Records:
-- BEGIN --
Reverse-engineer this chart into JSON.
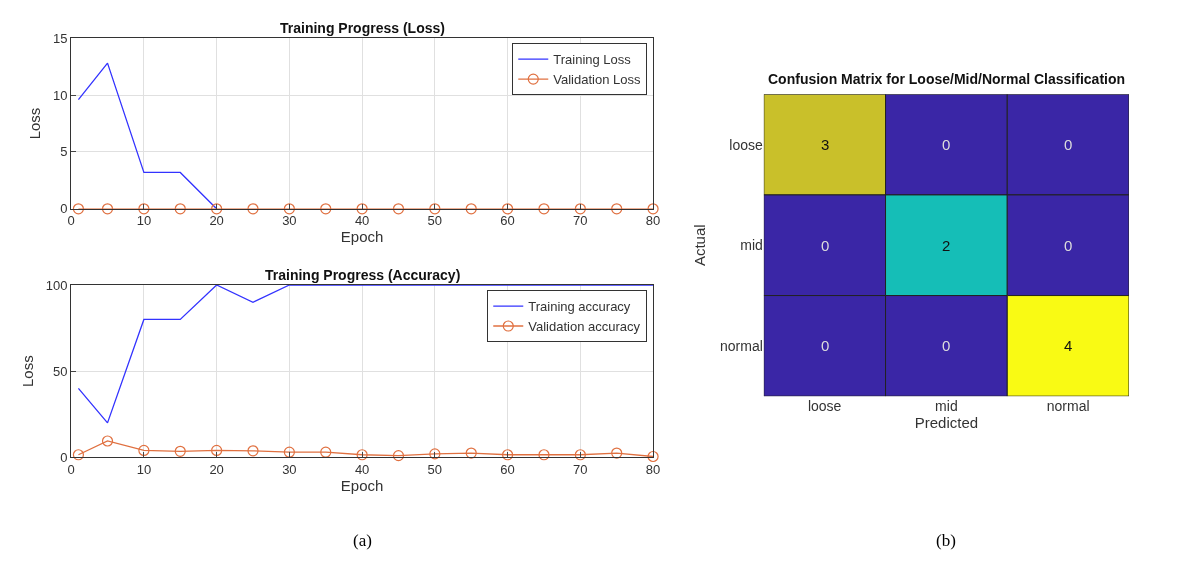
{
  "chart_data": [
    {
      "type": "line",
      "title": "Training Progress (Loss)",
      "xlabel": "Epoch",
      "ylabel": "Loss",
      "xlim": [
        0,
        80
      ],
      "xticks": [
        0,
        10,
        20,
        30,
        40,
        50,
        60,
        70,
        80
      ],
      "ylim": [
        0,
        15
      ],
      "yticks": [
        0,
        5,
        10,
        15
      ],
      "grid": true,
      "legend": "top right",
      "series": [
        {
          "name": "Training Loss",
          "color": "#3333ff",
          "marker": "none",
          "x": [
            1,
            5,
            10,
            15,
            20
          ],
          "values": [
            9.6,
            12.8,
            3.2,
            3.2,
            0
          ]
        },
        {
          "name": "Validation Loss",
          "color": "#e07040",
          "marker": "circle",
          "x": [
            1,
            5,
            10,
            15,
            20,
            25,
            30,
            35,
            40,
            45,
            50,
            55,
            60,
            65,
            70,
            75,
            80
          ],
          "values": [
            0,
            0,
            0,
            0,
            0,
            0,
            0,
            0,
            0,
            0,
            0,
            0,
            0,
            0,
            0,
            0,
            0
          ]
        }
      ]
    },
    {
      "type": "line",
      "title": "Training Progress (Accuracy)",
      "xlabel": "Epoch",
      "ylabel": "Loss",
      "xlim": [
        0,
        80
      ],
      "xticks": [
        0,
        10,
        20,
        30,
        40,
        50,
        60,
        70,
        80
      ],
      "ylim": [
        0,
        100
      ],
      "yticks": [
        0,
        50,
        100
      ],
      "grid": true,
      "legend": "top right",
      "annotations": [
        "(a)"
      ],
      "series": [
        {
          "name": "Training accuracy",
          "color": "#3333ff",
          "marker": "none",
          "x": [
            1,
            5,
            10,
            15,
            20,
            25,
            30,
            35,
            40,
            45,
            50,
            55,
            60,
            65,
            70,
            75,
            80
          ],
          "values": [
            40,
            20,
            80,
            80,
            100,
            90,
            100,
            100,
            100,
            100,
            100,
            100,
            100,
            100,
            100,
            100,
            100
          ]
        },
        {
          "name": "Validation accuracy",
          "color": "#e07040",
          "marker": "circle",
          "x": [
            1,
            5,
            10,
            15,
            20,
            25,
            30,
            35,
            40,
            45,
            50,
            55,
            60,
            65,
            70,
            75,
            80
          ],
          "values": [
            1.5,
            9.5,
            4,
            3.5,
            4,
            3.8,
            3,
            3,
            1.5,
            1,
            2,
            2.5,
            1.5,
            1.5,
            1.5,
            2.5,
            0.5
          ]
        }
      ]
    },
    {
      "type": "heatmap",
      "title": "Confusion Matrix for Loose/Mid/Normal Classification",
      "xlabel": "Predicted",
      "ylabel": "Actual",
      "categories": [
        "loose",
        "mid",
        "normal"
      ],
      "y_categories": [
        "loose",
        "mid",
        "normal"
      ],
      "data_labels": true,
      "annotations": [
        "(b)"
      ],
      "cells": [
        [
          3,
          0,
          0
        ],
        [
          0,
          2,
          0
        ],
        [
          0,
          0,
          4
        ]
      ]
    }
  ]
}
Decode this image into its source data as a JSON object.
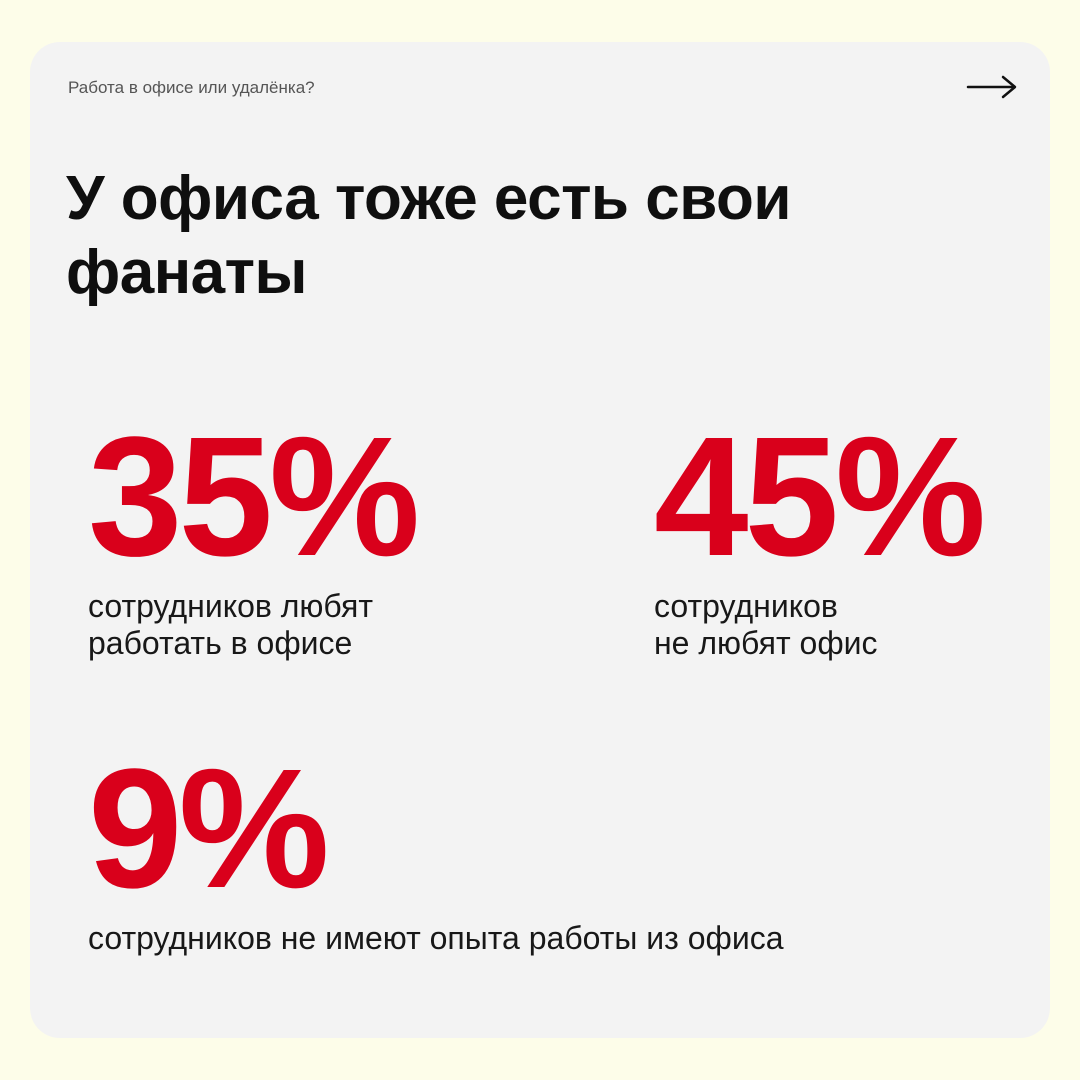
{
  "header": {
    "kicker": "Работа в офисе или удалёнка?",
    "next_icon": "arrow-right-icon"
  },
  "title": "У офиса тоже есть свои фанаты",
  "stats": [
    {
      "value": "35%",
      "description": "сотрудников любят\nработать в офисе"
    },
    {
      "value": "45%",
      "description": "сотрудников\nне любят офис"
    },
    {
      "value": "9%",
      "description": "сотрудников не имеют опыта работы из офиса"
    }
  ],
  "colors": {
    "page_background": "#fdfde9",
    "card_background": "#f3f3f3",
    "accent": "#d9001b",
    "text": "#0f0f0f"
  }
}
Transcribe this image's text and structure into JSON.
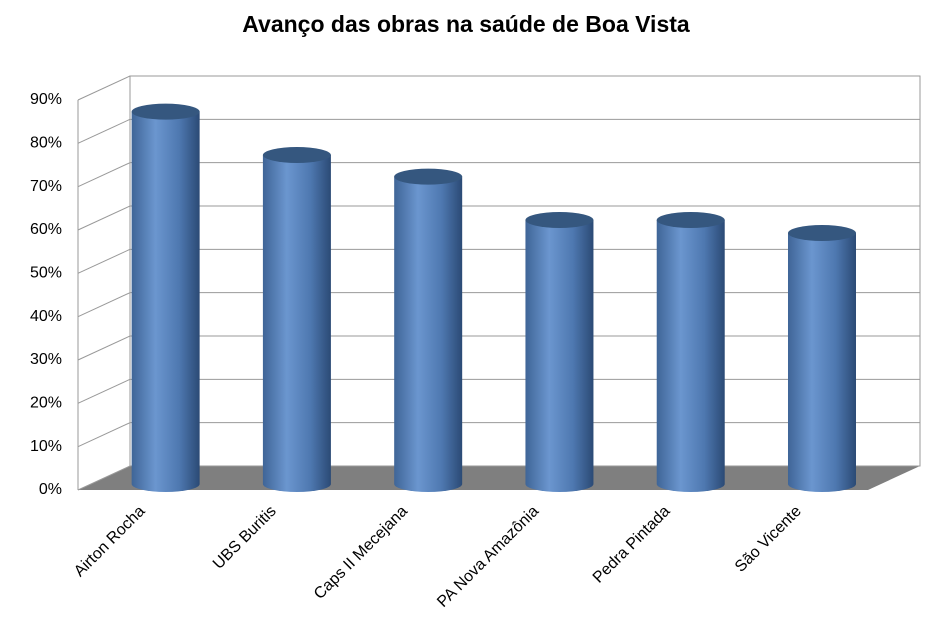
-- END --
**TASK OBJECTIVE**
Take the line that contains "Decode this image" as the first and the last line of the records as the end, and please quote those lines exactly, pictures omitted.

**PROBLEM SOLUTION**
Decode this image into its source data as a JSON object.
{
  "header": {
    "kicker": "Работа в офисе или удалёнка?",
    "next_icon": "arrow-right-icon"
  },
  "title": "У офиса тоже есть свои фанаты",
  "stats": [
    {
      "value": "35%",
      "description": "сотрудников любят\nработать в офисе"
    },
    {
      "value": "45%",
      "description": "сотрудников\nне любят офис"
    },
    {
      "value": "9%",
      "description": "сотрудников не имеют опыта работы из офиса"
    }
  ],
  "colors": {
    "page_background": "#fdfde9",
    "card_background": "#f3f3f3",
    "accent": "#d9001b",
    "text": "#0f0f0f"
  }
}
Transcribe this image's text and structure into JSON.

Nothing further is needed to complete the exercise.